Please repeat all of the lines that follow, exactly as written.

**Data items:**
········

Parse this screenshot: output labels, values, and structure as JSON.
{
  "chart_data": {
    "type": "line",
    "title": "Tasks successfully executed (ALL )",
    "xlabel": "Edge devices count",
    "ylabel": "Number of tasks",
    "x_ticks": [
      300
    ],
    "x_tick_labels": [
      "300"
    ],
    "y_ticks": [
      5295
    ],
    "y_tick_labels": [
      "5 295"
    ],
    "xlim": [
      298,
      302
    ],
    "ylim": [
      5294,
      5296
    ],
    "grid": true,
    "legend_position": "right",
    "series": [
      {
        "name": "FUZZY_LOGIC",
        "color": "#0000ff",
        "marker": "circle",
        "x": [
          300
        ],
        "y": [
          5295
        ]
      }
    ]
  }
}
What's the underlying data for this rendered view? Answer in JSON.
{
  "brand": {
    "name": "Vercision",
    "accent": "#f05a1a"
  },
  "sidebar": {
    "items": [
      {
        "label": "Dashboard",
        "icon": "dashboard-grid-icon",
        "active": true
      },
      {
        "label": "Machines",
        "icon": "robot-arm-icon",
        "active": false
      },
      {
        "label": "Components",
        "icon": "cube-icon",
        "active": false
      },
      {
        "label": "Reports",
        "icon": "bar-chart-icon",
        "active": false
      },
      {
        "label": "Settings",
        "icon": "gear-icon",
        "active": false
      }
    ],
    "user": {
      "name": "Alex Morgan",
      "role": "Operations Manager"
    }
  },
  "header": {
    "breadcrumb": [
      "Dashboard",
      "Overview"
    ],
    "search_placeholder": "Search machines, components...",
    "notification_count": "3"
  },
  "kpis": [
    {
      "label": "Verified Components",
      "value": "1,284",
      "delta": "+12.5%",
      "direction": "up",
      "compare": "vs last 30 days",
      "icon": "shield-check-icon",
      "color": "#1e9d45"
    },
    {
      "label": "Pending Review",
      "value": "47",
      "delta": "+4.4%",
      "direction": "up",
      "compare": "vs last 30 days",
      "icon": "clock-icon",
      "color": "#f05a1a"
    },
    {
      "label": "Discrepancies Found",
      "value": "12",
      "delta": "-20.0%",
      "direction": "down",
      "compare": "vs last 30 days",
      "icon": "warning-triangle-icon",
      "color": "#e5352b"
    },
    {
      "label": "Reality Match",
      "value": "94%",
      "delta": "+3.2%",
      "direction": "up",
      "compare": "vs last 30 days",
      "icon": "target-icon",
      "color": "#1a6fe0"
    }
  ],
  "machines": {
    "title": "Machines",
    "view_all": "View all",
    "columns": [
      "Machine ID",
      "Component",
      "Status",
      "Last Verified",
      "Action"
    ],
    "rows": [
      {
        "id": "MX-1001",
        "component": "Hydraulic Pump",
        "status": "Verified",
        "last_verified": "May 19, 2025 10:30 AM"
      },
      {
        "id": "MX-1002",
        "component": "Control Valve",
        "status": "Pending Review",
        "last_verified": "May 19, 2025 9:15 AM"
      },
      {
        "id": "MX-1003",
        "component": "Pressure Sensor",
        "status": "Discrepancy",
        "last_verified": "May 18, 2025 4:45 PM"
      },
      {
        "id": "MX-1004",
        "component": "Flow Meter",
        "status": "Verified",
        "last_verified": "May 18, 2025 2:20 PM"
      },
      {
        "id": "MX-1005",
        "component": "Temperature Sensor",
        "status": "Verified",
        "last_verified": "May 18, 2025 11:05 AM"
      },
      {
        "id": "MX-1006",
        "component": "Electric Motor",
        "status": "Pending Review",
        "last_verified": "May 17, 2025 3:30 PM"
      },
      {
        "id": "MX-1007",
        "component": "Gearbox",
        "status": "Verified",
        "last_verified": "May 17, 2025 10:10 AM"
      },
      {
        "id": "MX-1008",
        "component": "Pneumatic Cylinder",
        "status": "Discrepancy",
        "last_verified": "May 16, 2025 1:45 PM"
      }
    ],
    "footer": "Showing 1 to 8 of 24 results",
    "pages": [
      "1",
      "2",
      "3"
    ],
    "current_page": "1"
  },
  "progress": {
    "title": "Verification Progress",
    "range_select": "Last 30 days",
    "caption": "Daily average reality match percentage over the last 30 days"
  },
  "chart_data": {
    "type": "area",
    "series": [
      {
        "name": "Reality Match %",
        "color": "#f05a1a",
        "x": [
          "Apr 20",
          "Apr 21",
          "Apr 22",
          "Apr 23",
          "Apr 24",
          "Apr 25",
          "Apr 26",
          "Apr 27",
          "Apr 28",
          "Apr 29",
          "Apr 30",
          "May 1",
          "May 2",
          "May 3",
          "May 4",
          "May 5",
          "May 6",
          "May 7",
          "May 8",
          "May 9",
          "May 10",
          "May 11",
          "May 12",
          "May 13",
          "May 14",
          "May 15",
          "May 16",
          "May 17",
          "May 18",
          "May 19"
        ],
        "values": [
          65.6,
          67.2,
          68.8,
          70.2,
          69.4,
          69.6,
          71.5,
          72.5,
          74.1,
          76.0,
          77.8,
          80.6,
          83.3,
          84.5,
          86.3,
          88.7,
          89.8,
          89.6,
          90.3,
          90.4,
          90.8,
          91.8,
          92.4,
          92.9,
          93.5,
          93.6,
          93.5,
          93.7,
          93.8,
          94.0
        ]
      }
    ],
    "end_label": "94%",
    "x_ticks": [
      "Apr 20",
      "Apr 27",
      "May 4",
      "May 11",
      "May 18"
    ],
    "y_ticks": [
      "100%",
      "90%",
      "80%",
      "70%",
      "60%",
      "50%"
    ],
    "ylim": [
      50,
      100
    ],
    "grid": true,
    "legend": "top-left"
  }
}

········

**Output of the task:**
Parse this screenshot: output labels, values, and structure as JSON.
{
  "chart_data": {
    "type": "line",
    "title": "Tasks successfully executed (ALL )",
    "xlabel": "Edge devices count",
    "ylabel": "Number of tasks",
    "x_ticks": [
      300
    ],
    "x_tick_labels": [
      "300"
    ],
    "y_ticks": [
      5295
    ],
    "y_tick_labels": [
      "5 295"
    ],
    "xlim": [
      298,
      302
    ],
    "ylim": [
      5294,
      5296
    ],
    "grid": true,
    "legend_position": "right",
    "series": [
      {
        "name": "FUZZY_LOGIC",
        "color": "#0000ff",
        "marker": "circle",
        "x": [
          300
        ],
        "y": [
          5295
        ]
      }
    ]
  }
}
What's the underlying data for this rendered view? Answer in JSON.
{
  "brand": {
    "name": "Vercision",
    "accent": "#f05a1a"
  },
  "sidebar": {
    "items": [
      {
        "label": "Dashboard",
        "icon": "dashboard-grid-icon",
        "active": true
      },
      {
        "label": "Machines",
        "icon": "robot-arm-icon",
        "active": false
      },
      {
        "label": "Components",
        "icon": "cube-icon",
        "active": false
      },
      {
        "label": "Reports",
        "icon": "bar-chart-icon",
        "active": false
      },
      {
        "label": "Settings",
        "icon": "gear-icon",
        "active": false
      }
    ],
    "user": {
      "name": "Alex Morgan",
      "role": "Operations Manager"
    }
  },
  "header": {
    "breadcrumb": [
      "Dashboard",
      "Overview"
    ],
    "search_placeholder": "Search machines, components...",
    "notification_count": "3"
  },
  "kpis": [
    {
      "label": "Verified Components",
      "value": "1,284",
      "delta": "+12.5%",
      "direction": "up",
      "compare": "vs last 30 days",
      "icon": "shield-check-icon",
      "color": "#1e9d45"
    },
    {
      "label": "Pending Review",
      "value": "47",
      "delta": "+4.4%",
      "direction": "up",
      "compare": "vs last 30 days",
      "icon": "clock-icon",
      "color": "#f05a1a"
    },
    {
      "label": "Discrepancies Found",
      "value": "12",
      "delta": "-20.0%",
      "direction": "down",
      "compare": "vs last 30 days",
      "icon": "warning-triangle-icon",
      "color": "#e5352b"
    },
    {
      "label": "Reality Match",
      "value": "94%",
      "delta": "+3.2%",
      "direction": "up",
      "compare": "vs last 30 days",
      "icon": "target-icon",
      "color": "#1a6fe0"
    }
  ],
  "machines": {
    "title": "Machines",
    "view_all": "View all",
    "columns": [
      "Machine ID",
      "Component",
      "Status",
      "Last Verified",
      "Action"
    ],
    "rows": [
      {
        "id": "MX-1001",
        "component": "Hydraulic Pump",
        "status": "Verified",
        "last_verified": "May 19, 2025 10:30 AM"
      },
      {
        "id": "MX-1002",
        "component": "Control Valve",
        "status": "Pending Review",
        "last_verified": "May 19, 2025 9:15 AM"
      },
      {
        "id": "MX-1003",
        "component": "Pressure Sensor",
        "status": "Discrepancy",
        "last_verified": "May 18, 2025 4:45 PM"
      },
      {
        "id": "MX-1004",
        "component": "Flow Meter",
        "status": "Verified",
        "last_verified": "May 18, 2025 2:20 PM"
      },
      {
        "id": "MX-1005",
        "component": "Temperature Sensor",
        "status": "Verified",
        "last_verified": "May 18, 2025 11:05 AM"
      },
      {
        "id": "MX-1006",
        "component": "Electric Motor",
        "status": "Pending Review",
        "last_verified": "May 17, 2025 3:30 PM"
      },
      {
        "id": "MX-1007",
        "component": "Gearbox",
        "status": "Verified",
        "last_verified": "May 17, 2025 10:10 AM"
      },
      {
        "id": "MX-1008",
        "component": "Pneumatic Cylinder",
        "status": "Discrepancy",
        "last_verified": "May 16, 2025 1:45 PM"
      }
    ],
    "footer": "Showing 1 to 8 of 24 results",
    "pages": [
      "1",
      "2",
      "3"
    ],
    "current_page": "1"
  },
  "progress": {
    "title": "Verification Progress",
    "range_select": "Last 30 days",
    "caption": "Daily average reality match percentage over the last 30 days"
  },
  "chart_data": {
    "type": "area",
    "series": [
      {
        "name": "Reality Match %",
        "color": "#f05a1a",
        "x": [
          "Apr 20",
          "Apr 21",
          "Apr 22",
          "Apr 23",
          "Apr 24",
          "Apr 25",
          "Apr 26",
          "Apr 27",
          "Apr 28",
          "Apr 29",
          "Apr 30",
          "May 1",
          "May 2",
          "May 3",
          "May 4",
          "May 5",
          "May 6",
          "May 7",
          "May 8",
          "May 9",
          "May 10",
          "May 11",
          "May 12",
          "May 13",
          "May 14",
          "May 15",
          "May 16",
          "May 17",
          "May 18",
          "May 19"
        ],
        "values": [
          65.6,
          67.2,
          68.8,
          70.2,
          69.4,
          69.6,
          71.5,
          72.5,
          74.1,
          76.0,
          77.8,
          80.6,
          83.3,
          84.5,
          86.3,
          88.7,
          89.8,
          89.6,
          90.3,
          90.4,
          90.8,
          91.8,
          92.4,
          92.9,
          93.5,
          93.6,
          93.5,
          93.7,
          93.8,
          94.0
        ]
      }
    ],
    "end_label": "94%",
    "x_ticks": [
      "Apr 20",
      "Apr 27",
      "May 4",
      "May 11",
      "May 18"
    ],
    "y_ticks": [
      "100%",
      "90%",
      "80%",
      "70%",
      "60%",
      "50%"
    ],
    "ylim": [
      50,
      100
    ],
    "grid": true,
    "legend": "top-left"
  }
}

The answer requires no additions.